**TASK:** From the listing below, pull out the lines that hold "coordinate".

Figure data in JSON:
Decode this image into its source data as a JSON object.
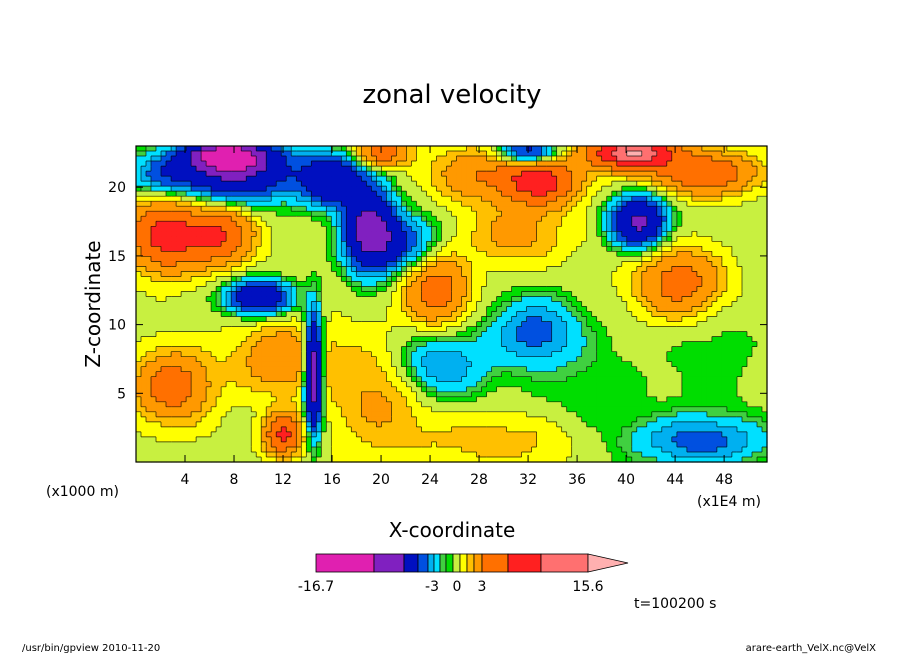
{
  "chart_data": {
    "type": "heatmap",
    "title": "zonal velocity",
    "xlabel": "X-coordinate",
    "ylabel": "Z-coordinate",
    "x_unit_left": "(x1000 m)",
    "x_unit_right": "(x1E4 m)",
    "xlim": [
      0,
      51.5
    ],
    "ylim": [
      0,
      23
    ],
    "x_ticks": [
      4,
      8,
      12,
      16,
      20,
      24,
      28,
      32,
      36,
      40,
      44,
      48
    ],
    "y_ticks": [
      5,
      10,
      15,
      20
    ],
    "colorbar": {
      "min_label": "-16.7",
      "max_label": "15.6",
      "mid_labels": [
        "-3",
        "0",
        "3"
      ],
      "colors": [
        "#e020b0",
        "#8020c0",
        "#0010c0",
        "#0050e0",
        "#00b0f0",
        "#00e0ff",
        "#40d040",
        "#00dd00",
        "#c8f040",
        "#ffff00",
        "#ffc000",
        "#ff9900",
        "#ff7000",
        "#ff2020",
        "#ff7070",
        "#ffb0b0"
      ]
    },
    "time_label": "t=100200 s",
    "features": [
      {
        "cx": 7.5,
        "cy": 22.3,
        "rx": 3.0,
        "ry": 1.0,
        "v": -14
      },
      {
        "cx": 8.0,
        "cy": 21.0,
        "rx": 5.0,
        "ry": 2.0,
        "v": -9
      },
      {
        "cx": 16.0,
        "cy": 20.5,
        "rx": 2.5,
        "ry": 1.8,
        "v": -8
      },
      {
        "cx": 19.0,
        "cy": 17.0,
        "rx": 2.0,
        "ry": 3.0,
        "v": -10
      },
      {
        "cx": 21.5,
        "cy": 16.0,
        "rx": 3.0,
        "ry": 2.0,
        "v": -5
      },
      {
        "cx": 32.0,
        "cy": 22.5,
        "rx": 2.5,
        "ry": 1.0,
        "v": -8
      },
      {
        "cx": 41.0,
        "cy": 17.5,
        "rx": 2.2,
        "ry": 1.8,
        "v": -10
      },
      {
        "cx": 10.0,
        "cy": 12.0,
        "rx": 2.5,
        "ry": 1.2,
        "v": -9
      },
      {
        "cx": 14.5,
        "cy": 6.5,
        "rx": 0.7,
        "ry": 4.0,
        "v": -14
      },
      {
        "cx": 32.5,
        "cy": 9.5,
        "rx": 3.5,
        "ry": 2.5,
        "v": -4
      },
      {
        "cx": 24.5,
        "cy": 7.0,
        "rx": 4.0,
        "ry": 2.5,
        "v": -4
      },
      {
        "cx": 46.0,
        "cy": 1.5,
        "rx": 5.5,
        "ry": 1.8,
        "v": -4
      },
      {
        "cx": 2.0,
        "cy": 21.0,
        "rx": 2.5,
        "ry": 1.5,
        "v": -3
      },
      {
        "cx": 2.5,
        "cy": 16.5,
        "rx": 3.0,
        "ry": 2.5,
        "v": 9
      },
      {
        "cx": 7.0,
        "cy": 16.5,
        "rx": 2.5,
        "ry": 2.0,
        "v": 7
      },
      {
        "cx": 20.0,
        "cy": 22.5,
        "rx": 2.0,
        "ry": 1.0,
        "v": 7
      },
      {
        "cx": 28.0,
        "cy": 21.0,
        "rx": 4.0,
        "ry": 2.0,
        "v": 4
      },
      {
        "cx": 33.0,
        "cy": 20.5,
        "rx": 3.0,
        "ry": 1.8,
        "v": 9
      },
      {
        "cx": 40.5,
        "cy": 22.5,
        "rx": 3.5,
        "ry": 1.2,
        "v": 13
      },
      {
        "cx": 46.5,
        "cy": 21.0,
        "rx": 4.0,
        "ry": 1.5,
        "v": 7
      },
      {
        "cx": 44.5,
        "cy": 13.0,
        "rx": 3.5,
        "ry": 2.5,
        "v": 6
      },
      {
        "cx": 24.5,
        "cy": 12.5,
        "rx": 2.5,
        "ry": 2.5,
        "v": 6
      },
      {
        "cx": 3.0,
        "cy": 5.5,
        "rx": 3.0,
        "ry": 2.5,
        "v": 6
      },
      {
        "cx": 31.0,
        "cy": 16.5,
        "rx": 4.0,
        "ry": 2.0,
        "v": 3
      },
      {
        "cx": 20.0,
        "cy": 5.0,
        "rx": 4.0,
        "ry": 4.0,
        "v": 3
      },
      {
        "cx": 12.0,
        "cy": 7.5,
        "rx": 4.0,
        "ry": 2.5,
        "v": 4
      },
      {
        "cx": 12.0,
        "cy": 2.0,
        "rx": 1.5,
        "ry": 1.5,
        "v": 8
      },
      {
        "cx": 47.0,
        "cy": 8.5,
        "rx": 4.0,
        "ry": 6.0,
        "v": -1
      },
      {
        "cx": 37.0,
        "cy": 5.0,
        "rx": 5.0,
        "ry": 5.0,
        "v": -1
      },
      {
        "cx": 30.0,
        "cy": 1.5,
        "rx": 7.0,
        "ry": 2.0,
        "v": 2
      },
      {
        "cx": 5.0,
        "cy": 11.0,
        "rx": 4.0,
        "ry": 2.5,
        "v": 0
      }
    ]
  },
  "footer": {
    "left": "/usr/bin/gpview   2010-11-20",
    "right": "arare-earth_VelX.nc@VelX"
  }
}
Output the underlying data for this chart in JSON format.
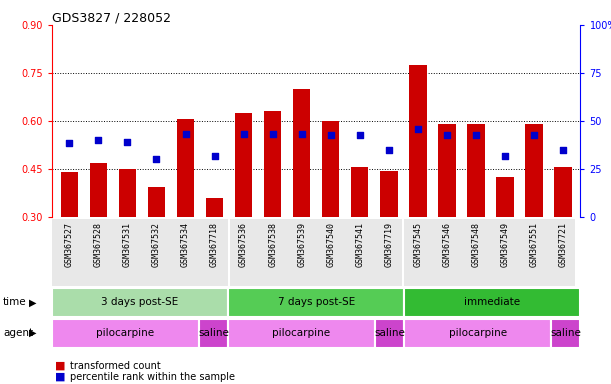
{
  "title": "GDS3827 / 228052",
  "samples": [
    "GSM367527",
    "GSM367528",
    "GSM367531",
    "GSM367532",
    "GSM367534",
    "GSM367718",
    "GSM367536",
    "GSM367538",
    "GSM367539",
    "GSM367540",
    "GSM367541",
    "GSM367719",
    "GSM367545",
    "GSM367546",
    "GSM367548",
    "GSM367549",
    "GSM367551",
    "GSM367721"
  ],
  "bar_values": [
    0.44,
    0.47,
    0.45,
    0.395,
    0.605,
    0.36,
    0.625,
    0.63,
    0.7,
    0.6,
    0.455,
    0.445,
    0.775,
    0.59,
    0.59,
    0.425,
    0.59,
    0.455
  ],
  "dot_values": [
    0.53,
    0.54,
    0.535,
    0.48,
    0.56,
    0.49,
    0.56,
    0.56,
    0.56,
    0.555,
    0.555,
    0.51,
    0.575,
    0.555,
    0.555,
    0.49,
    0.555,
    0.51
  ],
  "bar_bottom": 0.3,
  "ylim_left": [
    0.3,
    0.9
  ],
  "ylim_right": [
    0,
    100
  ],
  "yticks_left": [
    0.3,
    0.45,
    0.6,
    0.75,
    0.9
  ],
  "yticks_right": [
    0,
    25,
    50,
    75,
    100
  ],
  "bar_color": "#cc0000",
  "dot_color": "#0000cc",
  "time_groups": [
    {
      "label": "3 days post-SE",
      "start": 0,
      "end": 5,
      "color": "#aaddaa"
    },
    {
      "label": "7 days post-SE",
      "start": 6,
      "end": 11,
      "color": "#55cc55"
    },
    {
      "label": "immediate",
      "start": 12,
      "end": 17,
      "color": "#33bb33"
    }
  ],
  "agent_groups": [
    {
      "label": "pilocarpine",
      "start": 0,
      "end": 4,
      "color": "#ee88ee"
    },
    {
      "label": "saline",
      "start": 5,
      "end": 5,
      "color": "#cc44cc"
    },
    {
      "label": "pilocarpine",
      "start": 6,
      "end": 10,
      "color": "#ee88ee"
    },
    {
      "label": "saline",
      "start": 11,
      "end": 11,
      "color": "#cc44cc"
    },
    {
      "label": "pilocarpine",
      "start": 12,
      "end": 16,
      "color": "#ee88ee"
    },
    {
      "label": "saline",
      "start": 17,
      "end": 17,
      "color": "#cc44cc"
    }
  ],
  "legend_bar_label": "transformed count",
  "legend_dot_label": "percentile rank within the sample",
  "title_fontsize": 9,
  "tick_label_fontsize": 6.0,
  "bar_label_fontsize": 7.0,
  "row_label_fontsize": 7.5,
  "group_label_fontsize": 7.5
}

**FULL SOLUTION:**
    "xlabel": "X-coordinate",
    "ylabel": "Z-coordinate",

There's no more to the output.